Some records:
• • •

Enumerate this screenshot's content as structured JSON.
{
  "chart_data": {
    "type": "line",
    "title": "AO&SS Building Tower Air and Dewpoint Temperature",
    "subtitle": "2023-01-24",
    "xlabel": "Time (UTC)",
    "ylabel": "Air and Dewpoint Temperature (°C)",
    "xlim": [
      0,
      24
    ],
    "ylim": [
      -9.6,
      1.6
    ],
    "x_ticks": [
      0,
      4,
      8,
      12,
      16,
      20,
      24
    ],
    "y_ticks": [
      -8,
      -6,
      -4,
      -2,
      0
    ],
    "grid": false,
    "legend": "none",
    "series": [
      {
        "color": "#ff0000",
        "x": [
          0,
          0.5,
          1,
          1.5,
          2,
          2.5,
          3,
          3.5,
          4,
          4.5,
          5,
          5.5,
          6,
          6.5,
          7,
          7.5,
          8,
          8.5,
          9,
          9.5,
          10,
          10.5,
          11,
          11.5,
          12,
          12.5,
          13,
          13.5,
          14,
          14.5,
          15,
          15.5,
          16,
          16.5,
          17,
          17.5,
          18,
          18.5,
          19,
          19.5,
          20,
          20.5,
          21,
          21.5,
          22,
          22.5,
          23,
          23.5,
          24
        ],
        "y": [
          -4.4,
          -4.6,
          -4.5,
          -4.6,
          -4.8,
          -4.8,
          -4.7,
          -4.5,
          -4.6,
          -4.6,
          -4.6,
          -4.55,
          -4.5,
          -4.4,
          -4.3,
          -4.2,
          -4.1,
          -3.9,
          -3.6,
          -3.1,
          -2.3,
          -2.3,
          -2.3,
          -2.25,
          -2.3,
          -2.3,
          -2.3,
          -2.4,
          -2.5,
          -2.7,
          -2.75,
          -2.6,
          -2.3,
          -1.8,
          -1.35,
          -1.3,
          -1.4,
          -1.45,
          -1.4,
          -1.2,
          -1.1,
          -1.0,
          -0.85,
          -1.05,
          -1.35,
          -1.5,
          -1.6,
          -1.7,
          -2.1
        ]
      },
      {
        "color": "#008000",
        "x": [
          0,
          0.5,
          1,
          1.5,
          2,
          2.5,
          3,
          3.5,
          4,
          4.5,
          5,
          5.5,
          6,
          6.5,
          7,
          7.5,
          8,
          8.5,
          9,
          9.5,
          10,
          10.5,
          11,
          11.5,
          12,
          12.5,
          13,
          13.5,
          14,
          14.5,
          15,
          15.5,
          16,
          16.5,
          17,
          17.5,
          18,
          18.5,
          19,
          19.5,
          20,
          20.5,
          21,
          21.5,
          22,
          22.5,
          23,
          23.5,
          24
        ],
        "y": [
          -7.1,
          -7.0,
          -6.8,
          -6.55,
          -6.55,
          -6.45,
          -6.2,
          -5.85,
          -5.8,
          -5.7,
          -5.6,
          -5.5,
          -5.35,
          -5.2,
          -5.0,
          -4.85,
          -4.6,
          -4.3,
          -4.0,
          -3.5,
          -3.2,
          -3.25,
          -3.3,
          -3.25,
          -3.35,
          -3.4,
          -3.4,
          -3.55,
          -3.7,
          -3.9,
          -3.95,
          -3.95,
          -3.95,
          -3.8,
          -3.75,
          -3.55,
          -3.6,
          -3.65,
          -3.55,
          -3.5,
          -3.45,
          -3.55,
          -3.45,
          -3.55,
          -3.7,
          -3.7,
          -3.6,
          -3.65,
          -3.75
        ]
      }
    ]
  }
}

• • •

> _WHAT YOU SHOULD DO_: Transcribe all entries exactly as they are given.

> _FINAL RESULT_:
Enumerate this screenshot's content as structured JSON.
{
  "chart_data": {
    "type": "line",
    "title": "AO&SS Building Tower Air and Dewpoint Temperature",
    "subtitle": "2023-01-24",
    "xlabel": "Time (UTC)",
    "ylabel": "Air and Dewpoint Temperature (°C)",
    "xlim": [
      0,
      24
    ],
    "ylim": [
      -9.6,
      1.6
    ],
    "x_ticks": [
      0,
      4,
      8,
      12,
      16,
      20,
      24
    ],
    "y_ticks": [
      -8,
      -6,
      -4,
      -2,
      0
    ],
    "grid": false,
    "legend": "none",
    "series": [
      {
        "color": "#ff0000",
        "x": [
          0,
          0.5,
          1,
          1.5,
          2,
          2.5,
          3,
          3.5,
          4,
          4.5,
          5,
          5.5,
          6,
          6.5,
          7,
          7.5,
          8,
          8.5,
          9,
          9.5,
          10,
          10.5,
          11,
          11.5,
          12,
          12.5,
          13,
          13.5,
          14,
          14.5,
          15,
          15.5,
          16,
          16.5,
          17,
          17.5,
          18,
          18.5,
          19,
          19.5,
          20,
          20.5,
          21,
          21.5,
          22,
          22.5,
          23,
          23.5,
          24
        ],
        "y": [
          -4.4,
          -4.6,
          -4.5,
          -4.6,
          -4.8,
          -4.8,
          -4.7,
          -4.5,
          -4.6,
          -4.6,
          -4.6,
          -4.55,
          -4.5,
          -4.4,
          -4.3,
          -4.2,
          -4.1,
          -3.9,
          -3.6,
          -3.1,
          -2.3,
          -2.3,
          -2.3,
          -2.25,
          -2.3,
          -2.3,
          -2.3,
          -2.4,
          -2.5,
          -2.7,
          -2.75,
          -2.6,
          -2.3,
          -1.8,
          -1.35,
          -1.3,
          -1.4,
          -1.45,
          -1.4,
          -1.2,
          -1.1,
          -1.0,
          -0.85,
          -1.05,
          -1.35,
          -1.5,
          -1.6,
          -1.7,
          -2.1
        ]
      },
      {
        "color": "#008000",
        "x": [
          0,
          0.5,
          1,
          1.5,
          2,
          2.5,
          3,
          3.5,
          4,
          4.5,
          5,
          5.5,
          6,
          6.5,
          7,
          7.5,
          8,
          8.5,
          9,
          9.5,
          10,
          10.5,
          11,
          11.5,
          12,
          12.5,
          13,
          13.5,
          14,
          14.5,
          15,
          15.5,
          16,
          16.5,
          17,
          17.5,
          18,
          18.5,
          19,
          19.5,
          20,
          20.5,
          21,
          21.5,
          22,
          22.5,
          23,
          23.5,
          24
        ],
        "y": [
          -7.1,
          -7.0,
          -6.8,
          -6.55,
          -6.55,
          -6.45,
          -6.2,
          -5.85,
          -5.8,
          -5.7,
          -5.6,
          -5.5,
          -5.35,
          -5.2,
          -5.0,
          -4.85,
          -4.6,
          -4.3,
          -4.0,
          -3.5,
          -3.2,
          -3.25,
          -3.3,
          -3.25,
          -3.35,
          -3.4,
          -3.4,
          -3.55,
          -3.7,
          -3.9,
          -3.95,
          -3.95,
          -3.95,
          -3.8,
          -3.75,
          -3.55,
          -3.6,
          -3.65,
          -3.55,
          -3.5,
          -3.45,
          -3.55,
          -3.45,
          -3.55,
          -3.7,
          -3.7,
          -3.6,
          -3.65,
          -3.75
        ]
      }
    ]
  }
}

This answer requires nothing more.